╭──

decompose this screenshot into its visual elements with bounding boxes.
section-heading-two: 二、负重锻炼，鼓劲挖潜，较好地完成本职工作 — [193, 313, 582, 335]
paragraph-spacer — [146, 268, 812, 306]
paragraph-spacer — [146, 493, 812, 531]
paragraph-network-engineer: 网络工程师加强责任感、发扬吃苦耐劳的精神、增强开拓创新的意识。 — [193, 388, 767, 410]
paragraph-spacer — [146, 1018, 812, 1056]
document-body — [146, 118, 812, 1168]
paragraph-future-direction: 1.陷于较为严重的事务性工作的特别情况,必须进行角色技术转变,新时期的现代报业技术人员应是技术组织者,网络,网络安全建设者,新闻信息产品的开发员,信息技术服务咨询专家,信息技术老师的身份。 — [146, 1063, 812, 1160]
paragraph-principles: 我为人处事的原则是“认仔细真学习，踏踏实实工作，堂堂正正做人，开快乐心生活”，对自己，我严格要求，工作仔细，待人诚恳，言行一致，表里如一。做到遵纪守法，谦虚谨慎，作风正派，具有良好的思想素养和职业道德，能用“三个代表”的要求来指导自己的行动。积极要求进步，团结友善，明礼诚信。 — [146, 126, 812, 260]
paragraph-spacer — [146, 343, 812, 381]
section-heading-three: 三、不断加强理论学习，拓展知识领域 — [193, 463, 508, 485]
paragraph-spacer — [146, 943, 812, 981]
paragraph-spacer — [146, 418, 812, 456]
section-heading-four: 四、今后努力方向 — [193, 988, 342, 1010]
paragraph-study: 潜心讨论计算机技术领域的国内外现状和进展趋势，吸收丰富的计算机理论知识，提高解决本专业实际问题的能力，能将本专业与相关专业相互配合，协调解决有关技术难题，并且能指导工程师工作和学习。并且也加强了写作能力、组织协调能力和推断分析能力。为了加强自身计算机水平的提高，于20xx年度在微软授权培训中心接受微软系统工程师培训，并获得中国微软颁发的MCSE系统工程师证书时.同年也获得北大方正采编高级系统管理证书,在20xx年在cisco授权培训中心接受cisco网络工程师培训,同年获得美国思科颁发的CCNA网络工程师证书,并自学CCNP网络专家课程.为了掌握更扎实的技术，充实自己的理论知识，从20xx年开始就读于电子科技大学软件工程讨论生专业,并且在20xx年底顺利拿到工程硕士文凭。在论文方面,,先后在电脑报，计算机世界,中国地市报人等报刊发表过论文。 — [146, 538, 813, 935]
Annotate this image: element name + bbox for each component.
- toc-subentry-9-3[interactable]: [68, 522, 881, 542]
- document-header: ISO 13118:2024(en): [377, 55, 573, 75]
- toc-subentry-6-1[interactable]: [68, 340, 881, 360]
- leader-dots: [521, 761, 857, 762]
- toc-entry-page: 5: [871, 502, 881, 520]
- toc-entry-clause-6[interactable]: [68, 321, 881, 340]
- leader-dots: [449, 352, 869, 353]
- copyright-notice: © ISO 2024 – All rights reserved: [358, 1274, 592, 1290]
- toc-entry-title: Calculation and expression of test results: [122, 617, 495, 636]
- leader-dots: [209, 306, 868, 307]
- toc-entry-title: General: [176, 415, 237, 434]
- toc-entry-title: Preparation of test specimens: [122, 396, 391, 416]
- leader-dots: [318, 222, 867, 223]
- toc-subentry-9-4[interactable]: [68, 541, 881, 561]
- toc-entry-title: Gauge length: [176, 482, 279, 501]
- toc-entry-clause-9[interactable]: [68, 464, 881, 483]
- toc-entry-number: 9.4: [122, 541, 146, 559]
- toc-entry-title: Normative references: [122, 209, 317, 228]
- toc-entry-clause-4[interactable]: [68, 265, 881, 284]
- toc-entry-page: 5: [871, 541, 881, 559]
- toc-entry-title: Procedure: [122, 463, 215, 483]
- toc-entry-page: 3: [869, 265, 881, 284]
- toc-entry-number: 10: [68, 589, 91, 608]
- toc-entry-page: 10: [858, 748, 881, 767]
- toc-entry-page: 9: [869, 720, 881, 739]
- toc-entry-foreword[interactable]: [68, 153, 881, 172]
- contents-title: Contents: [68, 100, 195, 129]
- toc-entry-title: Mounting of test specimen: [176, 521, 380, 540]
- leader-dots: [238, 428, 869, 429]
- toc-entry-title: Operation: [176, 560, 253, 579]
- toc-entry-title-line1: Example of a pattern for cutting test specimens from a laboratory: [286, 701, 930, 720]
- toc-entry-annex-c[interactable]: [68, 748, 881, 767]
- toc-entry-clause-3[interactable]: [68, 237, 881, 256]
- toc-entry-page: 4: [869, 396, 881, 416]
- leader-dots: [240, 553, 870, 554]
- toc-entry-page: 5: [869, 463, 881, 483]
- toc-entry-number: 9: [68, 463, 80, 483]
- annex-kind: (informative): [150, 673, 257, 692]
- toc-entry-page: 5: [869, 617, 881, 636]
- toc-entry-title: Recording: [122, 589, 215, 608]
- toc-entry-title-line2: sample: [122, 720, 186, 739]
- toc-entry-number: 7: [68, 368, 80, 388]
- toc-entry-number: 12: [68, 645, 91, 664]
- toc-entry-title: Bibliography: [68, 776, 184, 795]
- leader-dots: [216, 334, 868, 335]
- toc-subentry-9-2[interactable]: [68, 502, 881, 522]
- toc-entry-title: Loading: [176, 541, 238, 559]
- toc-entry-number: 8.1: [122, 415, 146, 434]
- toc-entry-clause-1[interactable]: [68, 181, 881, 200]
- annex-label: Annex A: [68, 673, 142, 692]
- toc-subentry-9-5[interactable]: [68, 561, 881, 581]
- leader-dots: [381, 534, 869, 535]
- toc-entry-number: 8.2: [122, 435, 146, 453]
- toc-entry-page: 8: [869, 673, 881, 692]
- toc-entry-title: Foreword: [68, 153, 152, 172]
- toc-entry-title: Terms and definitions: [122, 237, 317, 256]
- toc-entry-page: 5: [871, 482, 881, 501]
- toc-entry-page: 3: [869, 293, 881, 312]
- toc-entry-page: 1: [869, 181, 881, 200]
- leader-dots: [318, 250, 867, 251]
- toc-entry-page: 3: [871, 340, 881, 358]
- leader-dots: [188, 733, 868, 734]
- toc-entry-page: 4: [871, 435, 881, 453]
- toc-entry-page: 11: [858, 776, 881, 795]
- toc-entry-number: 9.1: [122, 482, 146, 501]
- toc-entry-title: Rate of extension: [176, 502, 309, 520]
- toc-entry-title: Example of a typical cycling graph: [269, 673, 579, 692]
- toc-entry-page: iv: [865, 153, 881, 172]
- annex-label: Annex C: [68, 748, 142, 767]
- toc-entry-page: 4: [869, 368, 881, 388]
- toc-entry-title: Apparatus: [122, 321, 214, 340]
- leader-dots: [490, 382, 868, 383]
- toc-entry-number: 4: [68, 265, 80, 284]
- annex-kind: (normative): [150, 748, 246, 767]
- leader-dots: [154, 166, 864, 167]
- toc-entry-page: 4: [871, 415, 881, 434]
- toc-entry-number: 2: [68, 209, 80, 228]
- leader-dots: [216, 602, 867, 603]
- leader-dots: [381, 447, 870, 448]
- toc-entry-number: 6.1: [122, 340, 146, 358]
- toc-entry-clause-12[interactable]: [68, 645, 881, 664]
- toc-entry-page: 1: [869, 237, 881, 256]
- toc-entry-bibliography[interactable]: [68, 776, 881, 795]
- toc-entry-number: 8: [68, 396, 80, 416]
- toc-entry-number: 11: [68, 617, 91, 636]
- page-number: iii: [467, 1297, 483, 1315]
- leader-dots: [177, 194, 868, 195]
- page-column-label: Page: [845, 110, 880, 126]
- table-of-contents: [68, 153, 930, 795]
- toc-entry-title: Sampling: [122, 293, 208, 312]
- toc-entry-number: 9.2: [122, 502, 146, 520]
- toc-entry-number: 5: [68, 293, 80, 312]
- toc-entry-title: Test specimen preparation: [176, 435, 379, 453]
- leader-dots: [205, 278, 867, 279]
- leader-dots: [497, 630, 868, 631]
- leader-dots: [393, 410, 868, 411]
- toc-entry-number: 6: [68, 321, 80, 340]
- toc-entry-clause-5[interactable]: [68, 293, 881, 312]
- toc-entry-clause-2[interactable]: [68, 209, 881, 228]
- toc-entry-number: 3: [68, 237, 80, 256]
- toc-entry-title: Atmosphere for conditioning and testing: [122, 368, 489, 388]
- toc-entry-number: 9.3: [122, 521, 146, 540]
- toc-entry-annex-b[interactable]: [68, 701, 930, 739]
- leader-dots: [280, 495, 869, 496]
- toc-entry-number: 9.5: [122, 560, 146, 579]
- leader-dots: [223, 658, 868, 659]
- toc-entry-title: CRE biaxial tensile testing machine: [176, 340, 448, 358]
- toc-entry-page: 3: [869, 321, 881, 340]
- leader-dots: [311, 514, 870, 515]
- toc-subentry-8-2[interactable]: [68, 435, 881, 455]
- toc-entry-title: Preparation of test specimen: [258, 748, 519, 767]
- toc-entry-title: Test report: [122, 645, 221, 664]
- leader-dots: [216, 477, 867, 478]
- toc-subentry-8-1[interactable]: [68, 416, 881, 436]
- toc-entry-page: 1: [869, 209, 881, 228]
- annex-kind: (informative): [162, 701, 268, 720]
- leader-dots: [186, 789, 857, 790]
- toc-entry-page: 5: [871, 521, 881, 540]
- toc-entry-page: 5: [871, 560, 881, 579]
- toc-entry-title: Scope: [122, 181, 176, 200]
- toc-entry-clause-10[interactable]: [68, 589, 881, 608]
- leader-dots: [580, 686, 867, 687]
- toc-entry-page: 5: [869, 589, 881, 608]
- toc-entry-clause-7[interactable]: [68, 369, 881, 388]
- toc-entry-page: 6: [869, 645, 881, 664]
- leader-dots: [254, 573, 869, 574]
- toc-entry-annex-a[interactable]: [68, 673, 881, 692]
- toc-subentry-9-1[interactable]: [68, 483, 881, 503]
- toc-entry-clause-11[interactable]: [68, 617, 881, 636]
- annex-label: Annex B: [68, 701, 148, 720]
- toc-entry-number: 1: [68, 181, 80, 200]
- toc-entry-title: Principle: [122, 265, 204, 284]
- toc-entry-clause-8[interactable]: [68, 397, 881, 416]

╰──

#### [What is expected]
Reproduce the entries word for word, from their first line through the line holding "126, 812, 260]", with both ends included.

#### [Problem solution]
decompose this screenshot into its visual elements with bounding boxes.
section-heading-two: 二、负重锻炼，鼓劲挖潜，较好地完成本职工作 — [193, 313, 582, 335]
paragraph-spacer — [146, 268, 812, 306]
paragraph-spacer — [146, 493, 812, 531]
paragraph-network-engineer: 网络工程师加强责任感、发扬吃苦耐劳的精神、增强开拓创新的意识。 — [193, 388, 767, 410]
paragraph-spacer — [146, 1018, 812, 1056]
document-body — [146, 118, 812, 1168]
paragraph-future-direction: 1.陷于较为严重的事务性工作的特别情况,必须进行角色技术转变,新时期的现代报业技术人员应是技术组织者,网络,网络安全建设者,新闻信息产品的开发员,信息技术服务咨询专家,信息技术老师的身份。 — [146, 1063, 812, 1160]
paragraph-principles: 我为人处事的原则是“认仔细真学习，踏踏实实工作，堂堂正正做人，开快乐心生活”，对自己，我严格要求，工作仔细，待人诚恳，言行一致，表里如一。做到遵纪守法，谦虚谨慎，作风正派，具有良好的思想素养和职业道德，能用“三个代表”的要求来指导自己的行动。积极要求进步，团结友善，明礼诚信。 — [146, 126, 812, 260]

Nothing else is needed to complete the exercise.